### GIVEN PROBLEM
Go through the entries below and pick out every line with "设计意图".

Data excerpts
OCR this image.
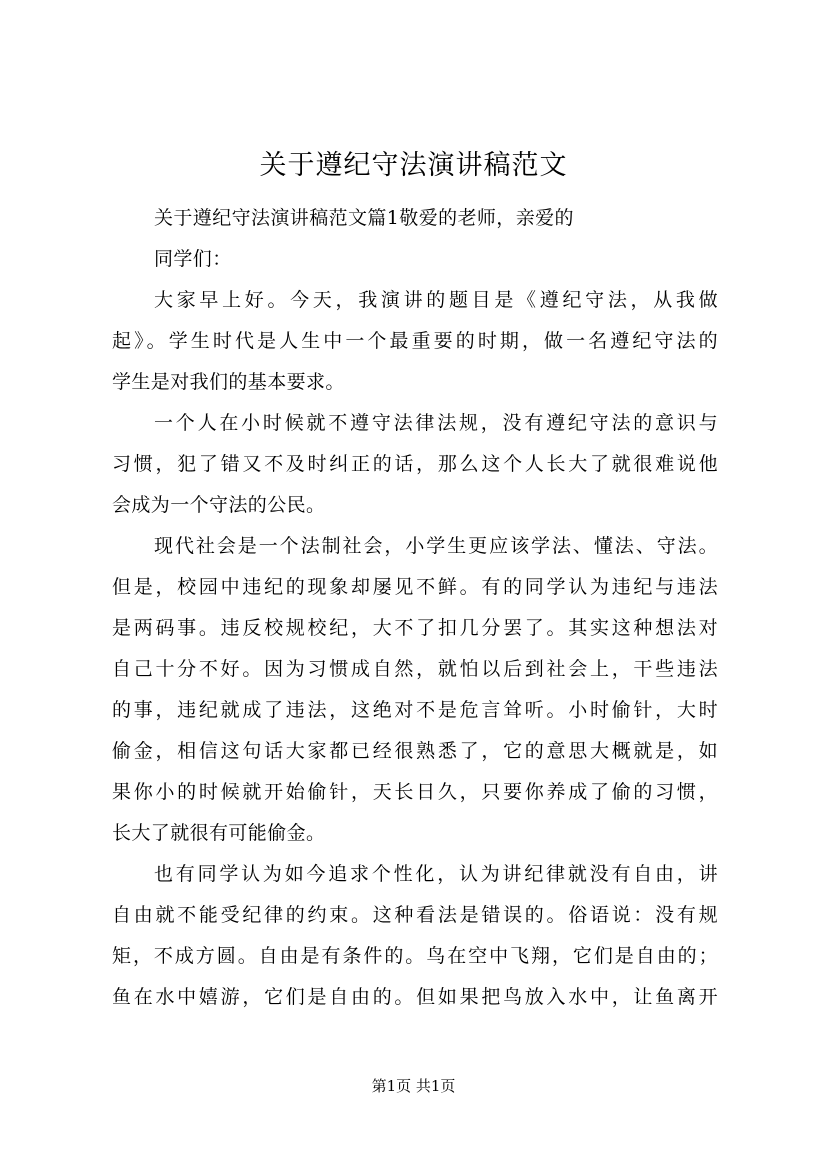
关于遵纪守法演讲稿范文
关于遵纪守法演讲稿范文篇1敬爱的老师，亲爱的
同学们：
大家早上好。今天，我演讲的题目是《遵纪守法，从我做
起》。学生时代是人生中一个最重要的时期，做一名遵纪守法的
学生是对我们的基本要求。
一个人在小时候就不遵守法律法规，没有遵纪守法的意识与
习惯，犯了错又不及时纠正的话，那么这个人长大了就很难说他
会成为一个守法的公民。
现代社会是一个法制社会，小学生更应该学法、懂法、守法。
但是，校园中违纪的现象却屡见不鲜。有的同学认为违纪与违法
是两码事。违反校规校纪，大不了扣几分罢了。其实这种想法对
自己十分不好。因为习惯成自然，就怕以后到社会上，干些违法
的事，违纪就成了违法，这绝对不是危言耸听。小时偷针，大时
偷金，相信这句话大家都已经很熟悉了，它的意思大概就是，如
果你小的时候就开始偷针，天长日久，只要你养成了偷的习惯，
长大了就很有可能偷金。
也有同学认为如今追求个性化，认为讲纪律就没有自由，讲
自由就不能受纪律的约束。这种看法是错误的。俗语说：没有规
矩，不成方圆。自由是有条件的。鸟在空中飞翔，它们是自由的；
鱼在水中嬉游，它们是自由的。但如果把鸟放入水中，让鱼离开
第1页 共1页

* * *

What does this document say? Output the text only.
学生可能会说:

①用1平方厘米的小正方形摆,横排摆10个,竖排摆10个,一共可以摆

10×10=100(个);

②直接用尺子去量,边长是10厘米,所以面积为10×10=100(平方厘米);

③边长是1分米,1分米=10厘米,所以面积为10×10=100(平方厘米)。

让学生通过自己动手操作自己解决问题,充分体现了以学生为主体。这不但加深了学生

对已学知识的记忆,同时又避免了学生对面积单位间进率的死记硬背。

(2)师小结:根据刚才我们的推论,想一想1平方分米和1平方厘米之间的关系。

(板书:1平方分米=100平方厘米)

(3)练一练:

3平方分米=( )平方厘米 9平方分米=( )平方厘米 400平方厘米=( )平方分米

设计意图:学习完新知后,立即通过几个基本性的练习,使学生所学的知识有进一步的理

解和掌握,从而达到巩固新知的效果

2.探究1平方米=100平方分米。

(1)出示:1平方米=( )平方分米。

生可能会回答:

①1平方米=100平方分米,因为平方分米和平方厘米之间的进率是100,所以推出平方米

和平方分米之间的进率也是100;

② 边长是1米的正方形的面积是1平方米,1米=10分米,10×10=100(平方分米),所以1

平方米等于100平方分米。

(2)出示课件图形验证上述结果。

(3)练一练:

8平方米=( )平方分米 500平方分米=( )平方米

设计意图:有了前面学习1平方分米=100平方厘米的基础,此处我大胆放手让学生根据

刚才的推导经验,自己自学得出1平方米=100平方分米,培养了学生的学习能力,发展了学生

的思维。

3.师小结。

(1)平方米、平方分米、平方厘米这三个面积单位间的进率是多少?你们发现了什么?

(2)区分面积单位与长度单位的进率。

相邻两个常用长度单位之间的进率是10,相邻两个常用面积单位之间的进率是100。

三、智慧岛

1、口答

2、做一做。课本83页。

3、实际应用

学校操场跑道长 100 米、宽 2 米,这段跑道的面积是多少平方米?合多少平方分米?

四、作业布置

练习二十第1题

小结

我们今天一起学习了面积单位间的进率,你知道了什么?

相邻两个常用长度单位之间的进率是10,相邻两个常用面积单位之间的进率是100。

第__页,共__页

### TASK ANSWER
设计意图:学习完新知后,立即通过几个基本性的练习,使学生所学的知识有进一步的理
设计意图:有了前面学习1平方分米=100平方厘米的基础,此处我大胆放手让学生根据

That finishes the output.